* START *

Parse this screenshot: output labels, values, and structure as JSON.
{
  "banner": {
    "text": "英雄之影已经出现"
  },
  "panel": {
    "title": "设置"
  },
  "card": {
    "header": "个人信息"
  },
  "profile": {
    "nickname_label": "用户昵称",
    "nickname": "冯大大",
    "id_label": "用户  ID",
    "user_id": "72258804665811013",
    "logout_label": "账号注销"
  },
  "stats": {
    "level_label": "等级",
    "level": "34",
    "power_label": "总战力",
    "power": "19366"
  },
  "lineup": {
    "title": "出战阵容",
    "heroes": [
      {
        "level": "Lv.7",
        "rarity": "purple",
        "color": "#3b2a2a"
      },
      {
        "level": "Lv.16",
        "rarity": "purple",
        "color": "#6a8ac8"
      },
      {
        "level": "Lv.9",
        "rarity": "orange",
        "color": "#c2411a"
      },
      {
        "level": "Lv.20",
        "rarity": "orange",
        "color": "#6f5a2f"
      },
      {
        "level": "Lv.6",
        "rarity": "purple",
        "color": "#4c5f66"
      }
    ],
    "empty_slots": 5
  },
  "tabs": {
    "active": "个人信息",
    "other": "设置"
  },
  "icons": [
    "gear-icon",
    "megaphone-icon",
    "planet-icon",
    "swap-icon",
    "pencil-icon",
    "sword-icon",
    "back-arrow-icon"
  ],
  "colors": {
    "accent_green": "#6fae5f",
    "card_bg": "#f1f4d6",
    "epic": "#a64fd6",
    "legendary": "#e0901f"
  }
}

* END *

-- DO THIS --
Restate all of the entries above precisely.

-- TASK RESPONSE --
Parse this screenshot: output labels, values, and structure as JSON.
{
  "banner": {
    "text": "英雄之影已经出现"
  },
  "panel": {
    "title": "设置"
  },
  "card": {
    "header": "个人信息"
  },
  "profile": {
    "nickname_label": "用户昵称",
    "nickname": "冯大大",
    "id_label": "用户  ID",
    "user_id": "72258804665811013",
    "logout_label": "账号注销"
  },
  "stats": {
    "level_label": "等级",
    "level": "34",
    "power_label": "总战力",
    "power": "19366"
  },
  "lineup": {
    "title": "出战阵容",
    "heroes": [
      {
        "level": "Lv.7",
        "rarity": "purple",
        "color": "#3b2a2a"
      },
      {
        "level": "Lv.16",
        "rarity": "purple",
        "color": "#6a8ac8"
      },
      {
        "level": "Lv.9",
        "rarity": "orange",
        "color": "#c2411a"
      },
      {
        "level": "Lv.20",
        "rarity": "orange",
        "color": "#6f5a2f"
      },
      {
        "level": "Lv.6",
        "rarity": "purple",
        "color": "#4c5f66"
      }
    ],
    "empty_slots": 5
  },
  "tabs": {
    "active": "个人信息",
    "other": "设置"
  },
  "icons": [
    "gear-icon",
    "megaphone-icon",
    "planet-icon",
    "swap-icon",
    "pencil-icon",
    "sword-icon",
    "back-arrow-icon"
  ],
  "colors": {
    "accent_green": "#6fae5f",
    "card_bg": "#f1f4d6",
    "epic": "#a64fd6",
    "legendary": "#e0901f"
  }
}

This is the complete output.